### YOUR GOAL
Will you give the material below again, every line exactly as it is?

Dataset entries
>>>
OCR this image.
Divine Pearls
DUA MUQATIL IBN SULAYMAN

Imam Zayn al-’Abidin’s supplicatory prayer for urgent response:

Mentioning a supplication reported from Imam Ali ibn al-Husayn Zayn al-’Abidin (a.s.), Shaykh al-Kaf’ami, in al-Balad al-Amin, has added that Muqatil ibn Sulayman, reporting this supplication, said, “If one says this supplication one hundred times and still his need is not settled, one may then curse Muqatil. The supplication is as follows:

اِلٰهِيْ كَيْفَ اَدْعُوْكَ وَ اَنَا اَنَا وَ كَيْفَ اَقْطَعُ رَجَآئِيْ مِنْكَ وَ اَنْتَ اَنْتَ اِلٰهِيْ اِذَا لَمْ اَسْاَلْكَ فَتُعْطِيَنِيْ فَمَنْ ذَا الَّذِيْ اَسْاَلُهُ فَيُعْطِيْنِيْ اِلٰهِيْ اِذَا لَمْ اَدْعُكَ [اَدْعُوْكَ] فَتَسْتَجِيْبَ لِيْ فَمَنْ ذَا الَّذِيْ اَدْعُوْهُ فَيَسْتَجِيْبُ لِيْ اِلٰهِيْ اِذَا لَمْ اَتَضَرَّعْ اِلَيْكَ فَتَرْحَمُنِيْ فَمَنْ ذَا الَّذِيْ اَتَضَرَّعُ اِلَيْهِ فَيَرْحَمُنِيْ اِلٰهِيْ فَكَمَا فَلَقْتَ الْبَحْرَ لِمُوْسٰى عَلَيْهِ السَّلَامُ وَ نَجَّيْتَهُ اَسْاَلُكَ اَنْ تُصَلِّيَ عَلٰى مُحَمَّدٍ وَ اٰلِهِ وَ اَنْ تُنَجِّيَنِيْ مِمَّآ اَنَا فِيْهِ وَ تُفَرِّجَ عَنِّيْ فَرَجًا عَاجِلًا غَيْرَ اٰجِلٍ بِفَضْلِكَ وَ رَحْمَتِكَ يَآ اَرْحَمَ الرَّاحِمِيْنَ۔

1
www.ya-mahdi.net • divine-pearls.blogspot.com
<<<
### ANSWER TO THE EXERCISE
OCR this image.
Divine Pearls
DUA MUQATIL IBN SULAYMAN

Imam Zayn al-’Abidin’s supplicatory prayer for urgent response:

Mentioning a supplication reported from Imam Ali ibn al-Husayn Zayn al-’Abidin (a.s.), Shaykh al-Kaf’ami, in al-Balad al-Amin, has added that Muqatil ibn Sulayman, reporting this supplication, said, “If one says this supplication one hundred times and still his need is not settled, one may then curse Muqatil. The supplication is as follows:

اِلٰهِيْ كَيْفَ اَدْعُوْكَ وَ اَنَا اَنَا وَ كَيْفَ اَقْطَعُ رَجَآئِيْ مِنْكَ وَ اَنْتَ اَنْتَ اِلٰهِيْ اِذَا لَمْ اَسْاَلْكَ فَتُعْطِيَنِيْ فَمَنْ ذَا الَّذِيْ اَسْاَلُهُ فَيُعْطِيْنِيْ اِلٰهِيْ اِذَا لَمْ اَدْعُكَ [اَدْعُوْكَ] فَتَسْتَجِيْبَ لِيْ فَمَنْ ذَا الَّذِيْ اَدْعُوْهُ فَيَسْتَجِيْبُ لِيْ اِلٰهِيْ اِذَا لَمْ اَتَضَرَّعْ اِلَيْكَ فَتَرْحَمُنِيْ فَمَنْ ذَا الَّذِيْ اَتَضَرَّعُ اِلَيْهِ فَيَرْحَمُنِيْ اِلٰهِيْ فَكَمَا فَلَقْتَ الْبَحْرَ لِمُوْسٰى عَلَيْهِ السَّلَامُ وَ نَجَّيْتَهُ اَسْاَلُكَ اَنْ تُصَلِّيَ عَلٰى مُحَمَّدٍ وَ اٰلِهِ وَ اَنْ تُنَجِّيَنِيْ مِمَّآ اَنَا فِيْهِ وَ تُفَرِّجَ عَنِّيْ فَرَجًا عَاجِلًا غَيْرَ اٰجِلٍ بِفَضْلِكَ وَ رَحْمَتِكَ يَآ اَرْحَمَ الرَّاحِمِيْنَ۔

1
www.ya-mahdi.net • divine-pearls.blogspot.com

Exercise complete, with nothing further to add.